— REQUIREMENTS —
Copy all the entries word for word, but omit the pictures.

[Stored items]

----

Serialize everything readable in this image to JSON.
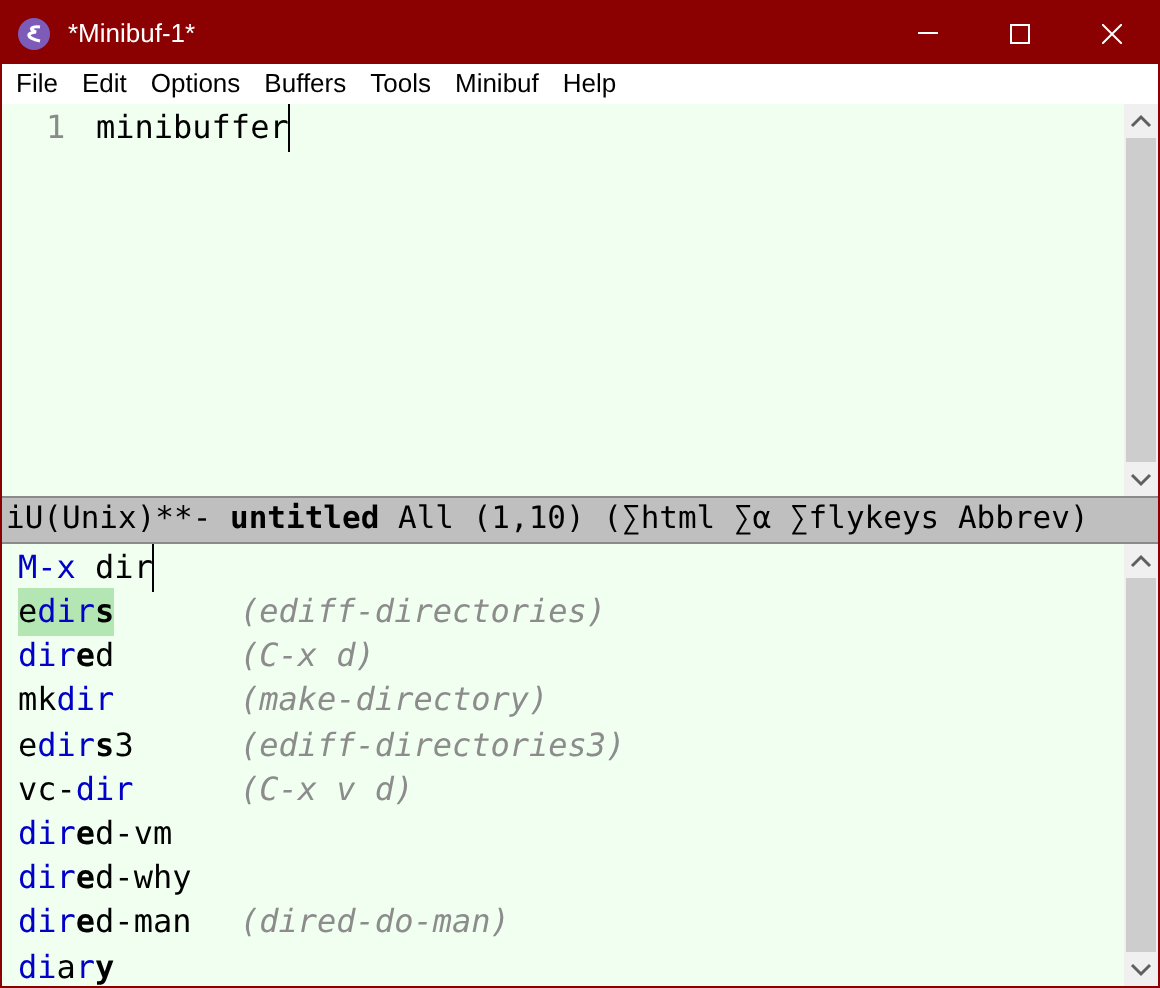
{
  "window": {
    "title": "*Minibuf-1*"
  },
  "menu": [
    "File",
    "Edit",
    "Options",
    "Buffers",
    "Tools",
    "Minibuf",
    "Help"
  ],
  "editor": {
    "lines": [
      {
        "number": "1",
        "text": "minibuffer"
      }
    ]
  },
  "mode_line": {
    "prefix": "iU(Unix)**-",
    "buffer_name": "untitled",
    "rest": "All (1,10) (∑html ∑α ∑flykeys Abbrev)"
  },
  "minibuffer": {
    "prompt": "M-x",
    "input": "dir",
    "candidates": [
      {
        "segments": [
          {
            "text": "e",
            "kind": "plain"
          },
          {
            "text": "dir",
            "kind": "match"
          },
          {
            "text": "s",
            "kind": "next"
          }
        ],
        "annotation": "(ediff-directories)",
        "selected": true
      },
      {
        "segments": [
          {
            "text": "dir",
            "kind": "match"
          },
          {
            "text": "e",
            "kind": "next"
          },
          {
            "text": "d",
            "kind": "plain"
          }
        ],
        "annotation": "(C-x d)",
        "selected": false
      },
      {
        "segments": [
          {
            "text": "mk",
            "kind": "plain"
          },
          {
            "text": "dir",
            "kind": "match"
          }
        ],
        "annotation": "(make-directory)",
        "selected": false
      },
      {
        "segments": [
          {
            "text": "e",
            "kind": "plain"
          },
          {
            "text": "dir",
            "kind": "match"
          },
          {
            "text": "s",
            "kind": "next"
          },
          {
            "text": "3",
            "kind": "plain"
          }
        ],
        "annotation": "(ediff-directories3)",
        "selected": false
      },
      {
        "segments": [
          {
            "text": "vc-",
            "kind": "plain"
          },
          {
            "text": "dir",
            "kind": "match"
          }
        ],
        "annotation": "(C-x v d)",
        "selected": false
      },
      {
        "segments": [
          {
            "text": "dir",
            "kind": "match"
          },
          {
            "text": "e",
            "kind": "next"
          },
          {
            "text": "d-vm",
            "kind": "plain"
          }
        ],
        "selected": false
      },
      {
        "segments": [
          {
            "text": "dir",
            "kind": "match"
          },
          {
            "text": "e",
            "kind": "next"
          },
          {
            "text": "d-why",
            "kind": "plain"
          }
        ],
        "selected": false
      },
      {
        "segments": [
          {
            "text": "dir",
            "kind": "match"
          },
          {
            "text": "e",
            "kind": "next"
          },
          {
            "text": "d-man",
            "kind": "plain"
          }
        ],
        "annotation": "(dired-do-man)",
        "selected": false
      },
      {
        "segments": [
          {
            "text": "di",
            "kind": "match"
          },
          {
            "text": "a",
            "kind": "plain"
          },
          {
            "text": "r",
            "kind": "match"
          },
          {
            "text": "y",
            "kind": "next"
          }
        ],
        "selected": false
      }
    ]
  }
}
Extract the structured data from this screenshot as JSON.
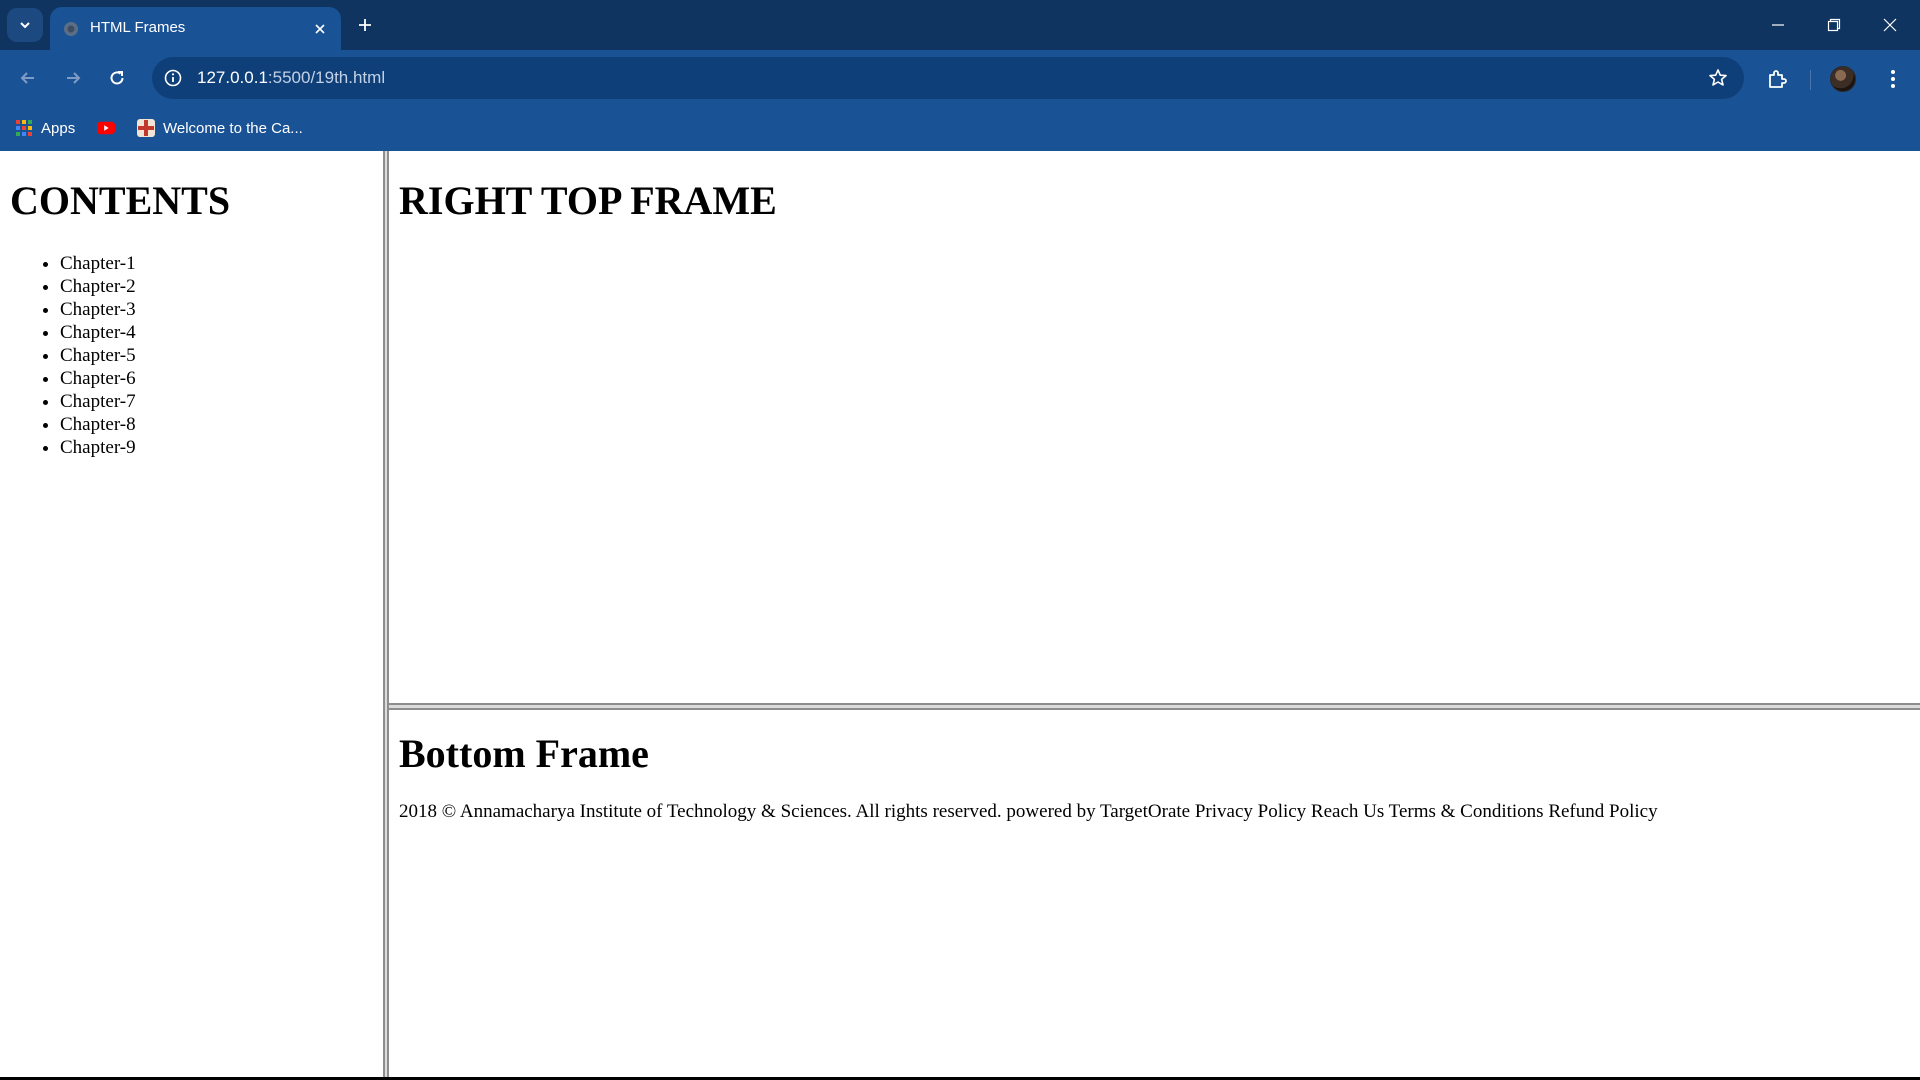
{
  "browser": {
    "tab": {
      "title": "HTML Frames"
    },
    "url": {
      "host": "127.0.0.1",
      "rest": ":5500/19th.html"
    },
    "bookmarks": [
      {
        "label": "Apps",
        "icon": "apps-grid-icon"
      },
      {
        "label": "",
        "icon": "youtube-icon"
      },
      {
        "label": "Welcome to the Ca...",
        "icon": "site-favicon-icon"
      }
    ]
  },
  "frames": {
    "left": {
      "heading": "CONTENTS",
      "chapters": [
        "Chapter-1",
        "Chapter-2",
        "Chapter-3",
        "Chapter-4",
        "Chapter-5",
        "Chapter-6",
        "Chapter-7",
        "Chapter-8",
        "Chapter-9"
      ]
    },
    "right_top": {
      "heading": "RIGHT TOP FRAME"
    },
    "bottom": {
      "heading": "Bottom Frame",
      "footer": "2018 © Annamacharya Institute of Technology & Sciences. All rights reserved. powered by TargetOrate Privacy Policy Reach Us Terms & Conditions Refund Policy"
    }
  },
  "colors": {
    "tabbar": "#0f3460",
    "toolbar": "#1a5296",
    "omnibox": "#0f3f78"
  }
}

----

— FINAL ANSWER —
Serialize everything readable in this image to JSON.
{
  "window": {
    "title": "*Minibuf-1*"
  },
  "menu": [
    "File",
    "Edit",
    "Options",
    "Buffers",
    "Tools",
    "Minibuf",
    "Help"
  ],
  "editor": {
    "lines": [
      {
        "number": "1",
        "text": "minibuffer"
      }
    ]
  },
  "mode_line": {
    "prefix": "iU(Unix)**-",
    "buffer_name": "untitled",
    "rest": "All (1,10) (∑html ∑α ∑flykeys Abbrev)"
  },
  "minibuffer": {
    "prompt": "M-x",
    "input": "dir",
    "candidates": [
      {
        "segments": [
          {
            "text": "e",
            "kind": "plain"
          },
          {
            "text": "dir",
            "kind": "match"
          },
          {
            "text": "s",
            "kind": "next"
          }
        ],
        "annotation": "(ediff-directories)",
        "selected": true
      },
      {
        "segments": [
          {
            "text": "dir",
            "kind": "match"
          },
          {
            "text": "e",
            "kind": "next"
          },
          {
            "text": "d",
            "kind": "plain"
          }
        ],
        "annotation": "(C-x d)",
        "selected": false
      },
      {
        "segments": [
          {
            "text": "mk",
            "kind": "plain"
          },
          {
            "text": "dir",
            "kind": "match"
          }
        ],
        "annotation": "(make-directory)",
        "selected": false
      },
      {
        "segments": [
          {
            "text": "e",
            "kind": "plain"
          },
          {
            "text": "dir",
            "kind": "match"
          },
          {
            "text": "s",
            "kind": "next"
          },
          {
            "text": "3",
            "kind": "plain"
          }
        ],
        "annotation": "(ediff-directories3)",
        "selected": false
      },
      {
        "segments": [
          {
            "text": "vc-",
            "kind": "plain"
          },
          {
            "text": "dir",
            "kind": "match"
          }
        ],
        "annotation": "(C-x v d)",
        "selected": false
      },
      {
        "segments": [
          {
            "text": "dir",
            "kind": "match"
          },
          {
            "text": "e",
            "kind": "next"
          },
          {
            "text": "d-vm",
            "kind": "plain"
          }
        ],
        "selected": false
      },
      {
        "segments": [
          {
            "text": "dir",
            "kind": "match"
          },
          {
            "text": "e",
            "kind": "next"
          },
          {
            "text": "d-why",
            "kind": "plain"
          }
        ],
        "selected": false
      },
      {
        "segments": [
          {
            "text": "dir",
            "kind": "match"
          },
          {
            "text": "e",
            "kind": "next"
          },
          {
            "text": "d-man",
            "kind": "plain"
          }
        ],
        "annotation": "(dired-do-man)",
        "selected": false
      },
      {
        "segments": [
          {
            "text": "di",
            "kind": "match"
          },
          {
            "text": "a",
            "kind": "plain"
          },
          {
            "text": "r",
            "kind": "match"
          },
          {
            "text": "y",
            "kind": "next"
          }
        ],
        "selected": false
      }
    ]
  }
}
Extract the structured data from this screenshot as JSON.
{
  "browser": {
    "tab": {
      "title": "HTML Frames"
    },
    "url": {
      "host": "127.0.0.1",
      "rest": ":5500/19th.html"
    },
    "bookmarks": [
      {
        "label": "Apps",
        "icon": "apps-grid-icon"
      },
      {
        "label": "",
        "icon": "youtube-icon"
      },
      {
        "label": "Welcome to the Ca...",
        "icon": "site-favicon-icon"
      }
    ]
  },
  "frames": {
    "left": {
      "heading": "CONTENTS",
      "chapters": [
        "Chapter-1",
        "Chapter-2",
        "Chapter-3",
        "Chapter-4",
        "Chapter-5",
        "Chapter-6",
        "Chapter-7",
        "Chapter-8",
        "Chapter-9"
      ]
    },
    "right_top": {
      "heading": "RIGHT TOP FRAME"
    },
    "bottom": {
      "heading": "Bottom Frame",
      "footer": "2018 © Annamacharya Institute of Technology & Sciences. All rights reserved. powered by TargetOrate Privacy Policy Reach Us Terms & Conditions Refund Policy"
    }
  },
  "colors": {
    "tabbar": "#0f3460",
    "toolbar": "#1a5296",
    "omnibox": "#0f3f78"
  }
}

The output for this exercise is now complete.